#### [Material for this task]
☆ ☆ ☆ ☆
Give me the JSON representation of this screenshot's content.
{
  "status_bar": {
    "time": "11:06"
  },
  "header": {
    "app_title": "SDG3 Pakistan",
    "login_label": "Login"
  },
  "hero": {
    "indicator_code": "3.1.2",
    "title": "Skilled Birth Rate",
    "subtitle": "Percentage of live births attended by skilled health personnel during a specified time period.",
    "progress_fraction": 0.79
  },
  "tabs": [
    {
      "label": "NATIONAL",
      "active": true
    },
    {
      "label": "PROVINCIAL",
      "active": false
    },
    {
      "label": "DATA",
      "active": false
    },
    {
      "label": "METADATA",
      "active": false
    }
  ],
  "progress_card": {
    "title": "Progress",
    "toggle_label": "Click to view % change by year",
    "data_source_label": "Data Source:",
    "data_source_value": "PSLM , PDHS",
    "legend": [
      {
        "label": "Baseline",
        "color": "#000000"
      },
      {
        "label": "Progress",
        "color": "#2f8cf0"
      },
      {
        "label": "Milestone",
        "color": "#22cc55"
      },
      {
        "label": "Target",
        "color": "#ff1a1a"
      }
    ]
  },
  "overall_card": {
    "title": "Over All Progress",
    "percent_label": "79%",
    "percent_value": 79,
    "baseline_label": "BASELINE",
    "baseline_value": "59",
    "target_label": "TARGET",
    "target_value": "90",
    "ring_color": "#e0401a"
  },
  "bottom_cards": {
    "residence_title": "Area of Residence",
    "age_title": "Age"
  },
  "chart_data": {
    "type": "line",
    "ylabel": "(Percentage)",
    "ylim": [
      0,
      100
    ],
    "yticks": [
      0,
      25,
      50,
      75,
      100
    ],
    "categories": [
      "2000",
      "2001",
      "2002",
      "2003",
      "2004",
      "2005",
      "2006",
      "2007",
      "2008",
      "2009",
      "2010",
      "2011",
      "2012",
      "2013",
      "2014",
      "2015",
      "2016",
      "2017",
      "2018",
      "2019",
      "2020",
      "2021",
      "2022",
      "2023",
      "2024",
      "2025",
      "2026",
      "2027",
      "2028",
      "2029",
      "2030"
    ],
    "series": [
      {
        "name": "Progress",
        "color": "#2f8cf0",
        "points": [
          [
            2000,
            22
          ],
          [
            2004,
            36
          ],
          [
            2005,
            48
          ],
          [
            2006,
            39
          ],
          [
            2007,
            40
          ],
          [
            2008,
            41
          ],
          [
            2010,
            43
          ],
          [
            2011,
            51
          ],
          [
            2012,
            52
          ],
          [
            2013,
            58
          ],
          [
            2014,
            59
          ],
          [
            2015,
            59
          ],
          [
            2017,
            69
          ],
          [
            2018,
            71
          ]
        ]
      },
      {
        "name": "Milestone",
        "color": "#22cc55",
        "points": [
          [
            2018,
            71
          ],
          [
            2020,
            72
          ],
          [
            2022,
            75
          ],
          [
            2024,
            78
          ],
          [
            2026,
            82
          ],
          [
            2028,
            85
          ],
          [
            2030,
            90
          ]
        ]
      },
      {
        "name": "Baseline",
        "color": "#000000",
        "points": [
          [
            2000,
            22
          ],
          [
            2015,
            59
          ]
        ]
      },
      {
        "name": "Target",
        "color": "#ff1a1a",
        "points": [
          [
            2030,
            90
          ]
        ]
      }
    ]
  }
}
☆ ☆ ☆ ☆
#### [Stated goal]
Output the lines above verbatim and in full.

#### [Final result]
Give me the JSON representation of this screenshot's content.
{
  "status_bar": {
    "time": "11:06"
  },
  "header": {
    "app_title": "SDG3 Pakistan",
    "login_label": "Login"
  },
  "hero": {
    "indicator_code": "3.1.2",
    "title": "Skilled Birth Rate",
    "subtitle": "Percentage of live births attended by skilled health personnel during a specified time period.",
    "progress_fraction": 0.79
  },
  "tabs": [
    {
      "label": "NATIONAL",
      "active": true
    },
    {
      "label": "PROVINCIAL",
      "active": false
    },
    {
      "label": "DATA",
      "active": false
    },
    {
      "label": "METADATA",
      "active": false
    }
  ],
  "progress_card": {
    "title": "Progress",
    "toggle_label": "Click to view % change by year",
    "data_source_label": "Data Source:",
    "data_source_value": "PSLM , PDHS",
    "legend": [
      {
        "label": "Baseline",
        "color": "#000000"
      },
      {
        "label": "Progress",
        "color": "#2f8cf0"
      },
      {
        "label": "Milestone",
        "color": "#22cc55"
      },
      {
        "label": "Target",
        "color": "#ff1a1a"
      }
    ]
  },
  "overall_card": {
    "title": "Over All Progress",
    "percent_label": "79%",
    "percent_value": 79,
    "baseline_label": "BASELINE",
    "baseline_value": "59",
    "target_label": "TARGET",
    "target_value": "90",
    "ring_color": "#e0401a"
  },
  "bottom_cards": {
    "residence_title": "Area of Residence",
    "age_title": "Age"
  },
  "chart_data": {
    "type": "line",
    "ylabel": "(Percentage)",
    "ylim": [
      0,
      100
    ],
    "yticks": [
      0,
      25,
      50,
      75,
      100
    ],
    "categories": [
      "2000",
      "2001",
      "2002",
      "2003",
      "2004",
      "2005",
      "2006",
      "2007",
      "2008",
      "2009",
      "2010",
      "2011",
      "2012",
      "2013",
      "2014",
      "2015",
      "2016",
      "2017",
      "2018",
      "2019",
      "2020",
      "2021",
      "2022",
      "2023",
      "2024",
      "2025",
      "2026",
      "2027",
      "2028",
      "2029",
      "2030"
    ],
    "series": [
      {
        "name": "Progress",
        "color": "#2f8cf0",
        "points": [
          [
            2000,
            22
          ],
          [
            2004,
            36
          ],
          [
            2005,
            48
          ],
          [
            2006,
            39
          ],
          [
            2007,
            40
          ],
          [
            2008,
            41
          ],
          [
            2010,
            43
          ],
          [
            2011,
            51
          ],
          [
            2012,
            52
          ],
          [
            2013,
            58
          ],
          [
            2014,
            59
          ],
          [
            2015,
            59
          ],
          [
            2017,
            69
          ],
          [
            2018,
            71
          ]
        ]
      },
      {
        "name": "Milestone",
        "color": "#22cc55",
        "points": [
          [
            2018,
            71
          ],
          [
            2020,
            72
          ],
          [
            2022,
            75
          ],
          [
            2024,
            78
          ],
          [
            2026,
            82
          ],
          [
            2028,
            85
          ],
          [
            2030,
            90
          ]
        ]
      },
      {
        "name": "Baseline",
        "color": "#000000",
        "points": [
          [
            2000,
            22
          ],
          [
            2015,
            59
          ]
        ]
      },
      {
        "name": "Target",
        "color": "#ff1a1a",
        "points": [
          [
            2030,
            90
          ]
        ]
      }
    ]
  }
}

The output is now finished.